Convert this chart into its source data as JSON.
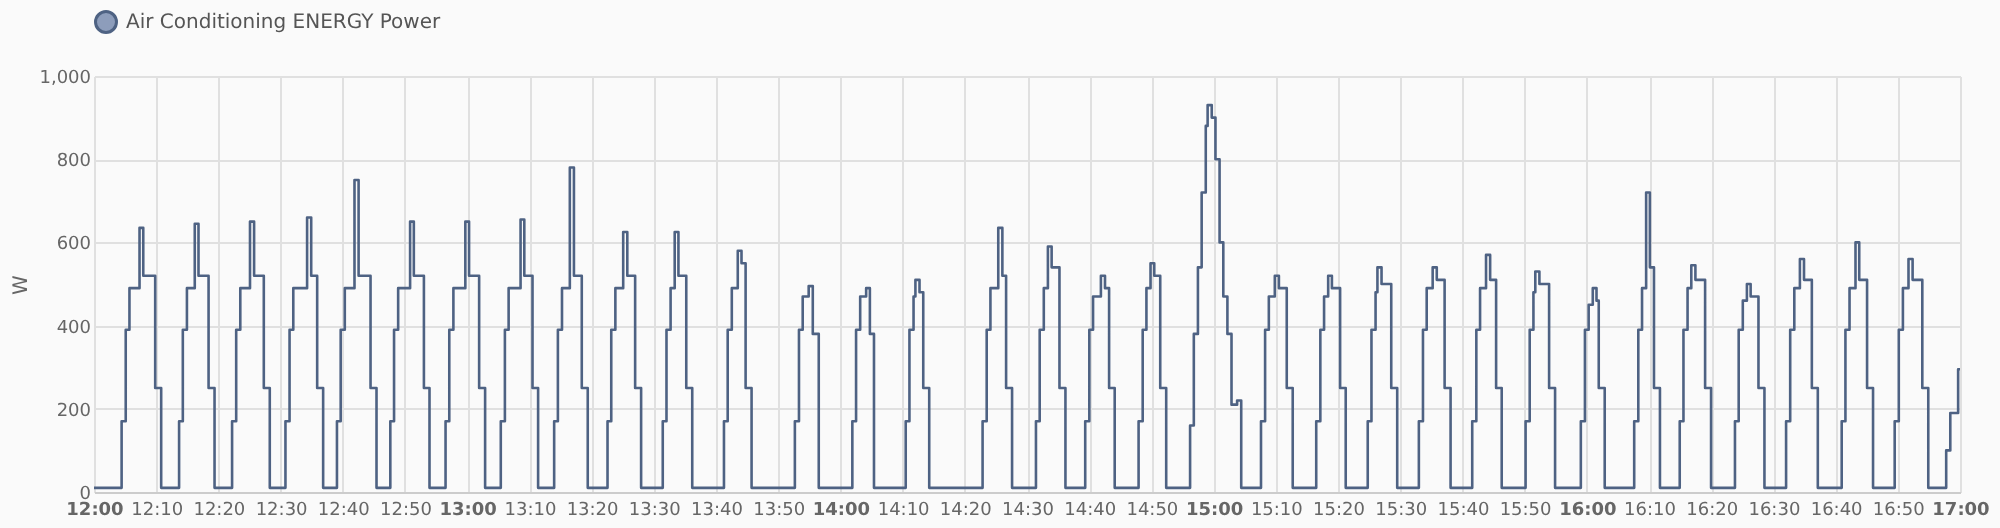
{
  "chart_data": {
    "type": "step",
    "ylabel": "W",
    "legend": "top",
    "grid": true,
    "xlim": [
      12,
      17
    ],
    "ylim": [
      0,
      1000
    ],
    "yticks": [
      0,
      200,
      400,
      600,
      800,
      {
        "value": 1000,
        "label": "1,000"
      }
    ],
    "xticks": [
      {
        "value": 12,
        "label": "12:00"
      },
      {
        "value": 12.1667,
        "label": "12:10"
      },
      {
        "value": 12.3333,
        "label": "12:20"
      },
      {
        "value": 12.5,
        "label": "12:30"
      },
      {
        "value": 12.6667,
        "label": "12:40"
      },
      {
        "value": 12.8333,
        "label": "12:50"
      },
      {
        "value": 13,
        "label": "13:00"
      },
      {
        "value": 13.1667,
        "label": "13:10"
      },
      {
        "value": 13.3333,
        "label": "13:20"
      },
      {
        "value": 13.5,
        "label": "13:30"
      },
      {
        "value": 13.6667,
        "label": "13:40"
      },
      {
        "value": 13.8333,
        "label": "13:50"
      },
      {
        "value": 14,
        "label": "14:00"
      },
      {
        "value": 14.1667,
        "label": "14:10"
      },
      {
        "value": 14.3333,
        "label": "14:20"
      },
      {
        "value": 14.5,
        "label": "14:30"
      },
      {
        "value": 14.6667,
        "label": "14:40"
      },
      {
        "value": 14.8333,
        "label": "14:50"
      },
      {
        "value": 15,
        "label": "15:00"
      },
      {
        "value": 15.1667,
        "label": "15:10"
      },
      {
        "value": 15.3333,
        "label": "15:20"
      },
      {
        "value": 15.5,
        "label": "15:30"
      },
      {
        "value": 15.6667,
        "label": "15:40"
      },
      {
        "value": 15.8333,
        "label": "15:50"
      },
      {
        "value": 16,
        "label": "16:00"
      },
      {
        "value": 16.1667,
        "label": "16:10"
      },
      {
        "value": 16.3333,
        "label": "16:20"
      },
      {
        "value": 16.5,
        "label": "16:30"
      },
      {
        "value": 16.6667,
        "label": "16:40"
      },
      {
        "value": 16.8333,
        "label": "16:50"
      },
      {
        "value": 17,
        "label": "17:00"
      }
    ],
    "x": [
      12.0,
      12.074,
      12.085,
      12.095,
      12.122,
      12.132,
      12.164,
      12.18,
      12.228,
      12.238,
      12.249,
      12.27,
      12.28,
      12.307,
      12.323,
      12.37,
      12.381,
      12.392,
      12.418,
      12.429,
      12.455,
      12.471,
      12.513,
      12.524,
      12.534,
      12.571,
      12.582,
      12.598,
      12.614,
      12.651,
      12.661,
      12.672,
      12.698,
      12.709,
      12.741,
      12.757,
      12.794,
      12.804,
      12.815,
      12.847,
      12.857,
      12.884,
      12.899,
      12.942,
      12.952,
      12.963,
      12.995,
      13.005,
      13.032,
      13.048,
      13.09,
      13.101,
      13.111,
      13.143,
      13.153,
      13.175,
      13.19,
      13.233,
      13.243,
      13.254,
      13.275,
      13.286,
      13.307,
      13.323,
      13.376,
      13.386,
      13.397,
      13.418,
      13.429,
      13.45,
      13.466,
      13.524,
      13.534,
      13.545,
      13.556,
      13.566,
      13.587,
      13.603,
      13.688,
      13.698,
      13.709,
      13.725,
      13.735,
      13.746,
      13.762,
      13.878,
      13.889,
      13.899,
      13.915,
      13.926,
      13.942,
      14.032,
      14.042,
      14.053,
      14.069,
      14.079,
      14.09,
      14.175,
      14.185,
      14.196,
      14.201,
      14.212,
      14.222,
      14.238,
      14.381,
      14.392,
      14.402,
      14.423,
      14.434,
      14.444,
      14.46,
      14.524,
      14.534,
      14.545,
      14.556,
      14.566,
      14.587,
      14.603,
      14.656,
      14.667,
      14.677,
      14.698,
      14.709,
      14.72,
      14.735,
      14.799,
      14.81,
      14.82,
      14.831,
      14.841,
      14.857,
      14.873,
      14.937,
      14.947,
      14.958,
      14.968,
      14.979,
      14.984,
      14.995,
      15.005,
      15.016,
      15.026,
      15.037,
      15.048,
      15.063,
      15.074,
      15.127,
      15.138,
      15.148,
      15.164,
      15.175,
      15.196,
      15.212,
      15.275,
      15.286,
      15.296,
      15.307,
      15.317,
      15.339,
      15.354,
      15.413,
      15.423,
      15.434,
      15.439,
      15.45,
      15.476,
      15.492,
      15.55,
      15.561,
      15.571,
      15.587,
      15.598,
      15.619,
      15.635,
      15.693,
      15.704,
      15.714,
      15.73,
      15.741,
      15.757,
      15.772,
      15.836,
      15.847,
      15.857,
      15.862,
      15.873,
      15.899,
      15.915,
      15.984,
      15.995,
      16.005,
      16.016,
      16.026,
      16.032,
      16.048,
      16.127,
      16.138,
      16.148,
      16.159,
      16.169,
      16.18,
      16.196,
      16.249,
      16.259,
      16.27,
      16.28,
      16.291,
      16.317,
      16.333,
      16.397,
      16.407,
      16.418,
      16.429,
      16.439,
      16.46,
      16.476,
      16.534,
      16.545,
      16.556,
      16.571,
      16.582,
      16.603,
      16.619,
      16.683,
      16.693,
      16.704,
      16.72,
      16.73,
      16.751,
      16.767,
      16.825,
      16.836,
      16.847,
      16.862,
      16.873,
      16.899,
      16.915,
      16.963,
      16.974,
      16.995,
      17.0
    ],
    "series": [
      {
        "name": "Air Conditioning ENERGY Power",
        "color": "#4e6283",
        "values": [
          10,
          170,
          390,
          490,
          635,
          520,
          250,
          10,
          170,
          390,
          490,
          645,
          520,
          250,
          10,
          170,
          390,
          490,
          650,
          520,
          250,
          10,
          170,
          390,
          490,
          660,
          520,
          250,
          10,
          170,
          390,
          490,
          750,
          520,
          250,
          10,
          170,
          390,
          490,
          650,
          520,
          250,
          10,
          170,
          390,
          490,
          650,
          520,
          250,
          10,
          170,
          390,
          490,
          655,
          520,
          250,
          10,
          170,
          390,
          490,
          780,
          520,
          250,
          10,
          170,
          390,
          490,
          625,
          520,
          250,
          10,
          170,
          390,
          490,
          625,
          520,
          250,
          10,
          170,
          390,
          490,
          580,
          550,
          250,
          10,
          170,
          390,
          470,
          495,
          380,
          10,
          170,
          390,
          470,
          490,
          380,
          10,
          170,
          390,
          470,
          510,
          480,
          250,
          10,
          170,
          390,
          490,
          635,
          520,
          250,
          10,
          170,
          390,
          490,
          590,
          540,
          250,
          10,
          170,
          390,
          470,
          520,
          490,
          250,
          10,
          170,
          390,
          490,
          550,
          520,
          250,
          10,
          160,
          380,
          540,
          720,
          880,
          930,
          900,
          800,
          600,
          470,
          380,
          210,
          220,
          10,
          170,
          390,
          470,
          520,
          490,
          250,
          10,
          170,
          390,
          470,
          520,
          490,
          250,
          10,
          170,
          390,
          480,
          540,
          500,
          250,
          10,
          170,
          390,
          490,
          540,
          510,
          250,
          10,
          170,
          390,
          490,
          570,
          510,
          250,
          10,
          170,
          390,
          480,
          530,
          500,
          250,
          10,
          170,
          390,
          450,
          490,
          460,
          250,
          10,
          170,
          390,
          490,
          720,
          540,
          250,
          10,
          170,
          390,
          490,
          545,
          510,
          250,
          10,
          170,
          390,
          460,
          500,
          470,
          250,
          10,
          170,
          390,
          490,
          560,
          510,
          250,
          10,
          170,
          390,
          490,
          600,
          510,
          250,
          10,
          170,
          390,
          490,
          560,
          510,
          250,
          10,
          100,
          190,
          295,
          295
        ]
      }
    ]
  }
}
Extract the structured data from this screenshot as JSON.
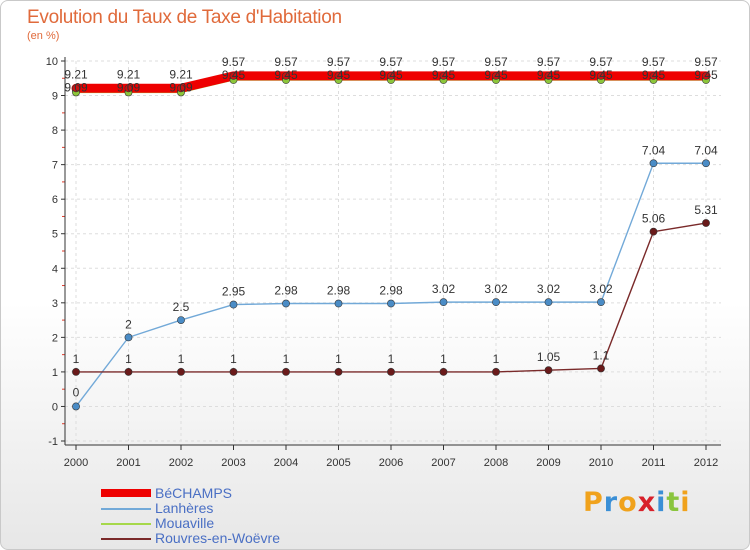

GIVEN PROBLEM: Scan the material above. Extract every line in which the word "JSON" occurs.

RESPONSE TO THIS EXERCISE:
Convert this chart into its source data as JSON.
Extract the structured data from this screenshot as JSON.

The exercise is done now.